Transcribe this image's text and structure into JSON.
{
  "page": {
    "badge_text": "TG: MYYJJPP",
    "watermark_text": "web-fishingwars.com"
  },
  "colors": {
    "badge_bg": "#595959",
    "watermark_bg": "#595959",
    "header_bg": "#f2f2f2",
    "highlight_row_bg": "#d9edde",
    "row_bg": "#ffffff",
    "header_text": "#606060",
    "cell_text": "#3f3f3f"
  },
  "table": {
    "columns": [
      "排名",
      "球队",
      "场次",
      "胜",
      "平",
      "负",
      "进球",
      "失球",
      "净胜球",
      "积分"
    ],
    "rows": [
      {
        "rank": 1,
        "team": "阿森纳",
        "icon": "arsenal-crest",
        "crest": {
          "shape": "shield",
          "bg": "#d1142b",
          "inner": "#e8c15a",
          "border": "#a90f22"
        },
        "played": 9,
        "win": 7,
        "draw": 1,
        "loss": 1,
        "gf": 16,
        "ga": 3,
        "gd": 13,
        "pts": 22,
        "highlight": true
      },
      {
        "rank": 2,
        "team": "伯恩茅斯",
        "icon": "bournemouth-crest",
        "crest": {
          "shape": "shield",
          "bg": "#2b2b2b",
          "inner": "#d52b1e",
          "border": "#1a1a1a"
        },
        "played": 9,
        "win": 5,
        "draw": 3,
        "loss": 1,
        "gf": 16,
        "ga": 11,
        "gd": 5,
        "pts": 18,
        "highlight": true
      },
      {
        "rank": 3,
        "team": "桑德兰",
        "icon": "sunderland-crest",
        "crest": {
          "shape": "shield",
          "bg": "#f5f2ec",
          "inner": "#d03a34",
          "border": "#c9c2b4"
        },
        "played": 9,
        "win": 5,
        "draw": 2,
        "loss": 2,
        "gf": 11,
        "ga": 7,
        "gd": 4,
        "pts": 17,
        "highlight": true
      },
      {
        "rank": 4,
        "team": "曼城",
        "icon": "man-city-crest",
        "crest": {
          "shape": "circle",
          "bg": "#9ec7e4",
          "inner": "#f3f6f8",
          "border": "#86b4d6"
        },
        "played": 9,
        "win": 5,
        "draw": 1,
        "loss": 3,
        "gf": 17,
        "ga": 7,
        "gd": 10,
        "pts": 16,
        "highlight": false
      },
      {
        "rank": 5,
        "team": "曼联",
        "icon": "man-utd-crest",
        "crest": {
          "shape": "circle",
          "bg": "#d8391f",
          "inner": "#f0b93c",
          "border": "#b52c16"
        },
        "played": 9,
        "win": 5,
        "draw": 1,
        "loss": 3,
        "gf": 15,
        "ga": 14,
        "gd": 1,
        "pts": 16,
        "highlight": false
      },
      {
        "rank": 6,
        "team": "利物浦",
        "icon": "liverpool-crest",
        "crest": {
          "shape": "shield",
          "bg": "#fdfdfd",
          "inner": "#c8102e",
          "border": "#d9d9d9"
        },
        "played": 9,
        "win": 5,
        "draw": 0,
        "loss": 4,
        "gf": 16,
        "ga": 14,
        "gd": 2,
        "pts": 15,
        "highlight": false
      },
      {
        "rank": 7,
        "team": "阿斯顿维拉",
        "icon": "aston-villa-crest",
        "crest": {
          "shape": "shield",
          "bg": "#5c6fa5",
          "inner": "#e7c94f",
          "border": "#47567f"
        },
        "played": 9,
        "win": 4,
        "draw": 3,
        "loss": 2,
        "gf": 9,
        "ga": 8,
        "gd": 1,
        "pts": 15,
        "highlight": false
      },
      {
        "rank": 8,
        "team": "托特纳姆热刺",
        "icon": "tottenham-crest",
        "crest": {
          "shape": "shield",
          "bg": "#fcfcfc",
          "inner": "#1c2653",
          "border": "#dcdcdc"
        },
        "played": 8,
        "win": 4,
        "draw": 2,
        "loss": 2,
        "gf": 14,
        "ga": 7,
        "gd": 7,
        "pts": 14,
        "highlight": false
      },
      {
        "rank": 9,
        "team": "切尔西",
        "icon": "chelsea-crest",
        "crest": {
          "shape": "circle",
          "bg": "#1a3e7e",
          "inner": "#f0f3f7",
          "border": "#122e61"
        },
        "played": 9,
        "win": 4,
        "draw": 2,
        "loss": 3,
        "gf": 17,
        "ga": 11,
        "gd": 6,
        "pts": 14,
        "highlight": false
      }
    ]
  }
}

- - -

▸ Objective
Using the data above, print every record exactly as shown.

▸ Completed task
Transcribe this image's text and structure into JSON.
{
  "page": {
    "badge_text": "TG: MYYJJPP",
    "watermark_text": "web-fishingwars.com"
  },
  "colors": {
    "badge_bg": "#595959",
    "watermark_bg": "#595959",
    "header_bg": "#f2f2f2",
    "highlight_row_bg": "#d9edde",
    "row_bg": "#ffffff",
    "header_text": "#606060",
    "cell_text": "#3f3f3f"
  },
  "table": {
    "columns": [
      "排名",
      "球队",
      "场次",
      "胜",
      "平",
      "负",
      "进球",
      "失球",
      "净胜球",
      "积分"
    ],
    "rows": [
      {
        "rank": 1,
        "team": "阿森纳",
        "icon": "arsenal-crest",
        "crest": {
          "shape": "shield",
          "bg": "#d1142b",
          "inner": "#e8c15a",
          "border": "#a90f22"
        },
        "played": 9,
        "win": 7,
        "draw": 1,
        "loss": 1,
        "gf": 16,
        "ga": 3,
        "gd": 13,
        "pts": 22,
        "highlight": true
      },
      {
        "rank": 2,
        "team": "伯恩茅斯",
        "icon": "bournemouth-crest",
        "crest": {
          "shape": "shield",
          "bg": "#2b2b2b",
          "inner": "#d52b1e",
          "border": "#1a1a1a"
        },
        "played": 9,
        "win": 5,
        "draw": 3,
        "loss": 1,
        "gf": 16,
        "ga": 11,
        "gd": 5,
        "pts": 18,
        "highlight": true
      },
      {
        "rank": 3,
        "team": "桑德兰",
        "icon": "sunderland-crest",
        "crest": {
          "shape": "shield",
          "bg": "#f5f2ec",
          "inner": "#d03a34",
          "border": "#c9c2b4"
        },
        "played": 9,
        "win": 5,
        "draw": 2,
        "loss": 2,
        "gf": 11,
        "ga": 7,
        "gd": 4,
        "pts": 17,
        "highlight": true
      },
      {
        "rank": 4,
        "team": "曼城",
        "icon": "man-city-crest",
        "crest": {
          "shape": "circle",
          "bg": "#9ec7e4",
          "inner": "#f3f6f8",
          "border": "#86b4d6"
        },
        "played": 9,
        "win": 5,
        "draw": 1,
        "loss": 3,
        "gf": 17,
        "ga": 7,
        "gd": 10,
        "pts": 16,
        "highlight": false
      },
      {
        "rank": 5,
        "team": "曼联",
        "icon": "man-utd-crest",
        "crest": {
          "shape": "circle",
          "bg": "#d8391f",
          "inner": "#f0b93c",
          "border": "#b52c16"
        },
        "played": 9,
        "win": 5,
        "draw": 1,
        "loss": 3,
        "gf": 15,
        "ga": 14,
        "gd": 1,
        "pts": 16,
        "highlight": false
      },
      {
        "rank": 6,
        "team": "利物浦",
        "icon": "liverpool-crest",
        "crest": {
          "shape": "shield",
          "bg": "#fdfdfd",
          "inner": "#c8102e",
          "border": "#d9d9d9"
        },
        "played": 9,
        "win": 5,
        "draw": 0,
        "loss": 4,
        "gf": 16,
        "ga": 14,
        "gd": 2,
        "pts": 15,
        "highlight": false
      },
      {
        "rank": 7,
        "team": "阿斯顿维拉",
        "icon": "aston-villa-crest",
        "crest": {
          "shape": "shield",
          "bg": "#5c6fa5",
          "inner": "#e7c94f",
          "border": "#47567f"
        },
        "played": 9,
        "win": 4,
        "draw": 3,
        "loss": 2,
        "gf": 9,
        "ga": 8,
        "gd": 1,
        "pts": 15,
        "highlight": false
      },
      {
        "rank": 8,
        "team": "托特纳姆热刺",
        "icon": "tottenham-crest",
        "crest": {
          "shape": "shield",
          "bg": "#fcfcfc",
          "inner": "#1c2653",
          "border": "#dcdcdc"
        },
        "played": 8,
        "win": 4,
        "draw": 2,
        "loss": 2,
        "gf": 14,
        "ga": 7,
        "gd": 7,
        "pts": 14,
        "highlight": false
      },
      {
        "rank": 9,
        "team": "切尔西",
        "icon": "chelsea-crest",
        "crest": {
          "shape": "circle",
          "bg": "#1a3e7e",
          "inner": "#f0f3f7",
          "border": "#122e61"
        },
        "played": 9,
        "win": 4,
        "draw": 2,
        "loss": 3,
        "gf": 17,
        "ga": 11,
        "gd": 6,
        "pts": 14,
        "highlight": false
      }
    ]
  }
}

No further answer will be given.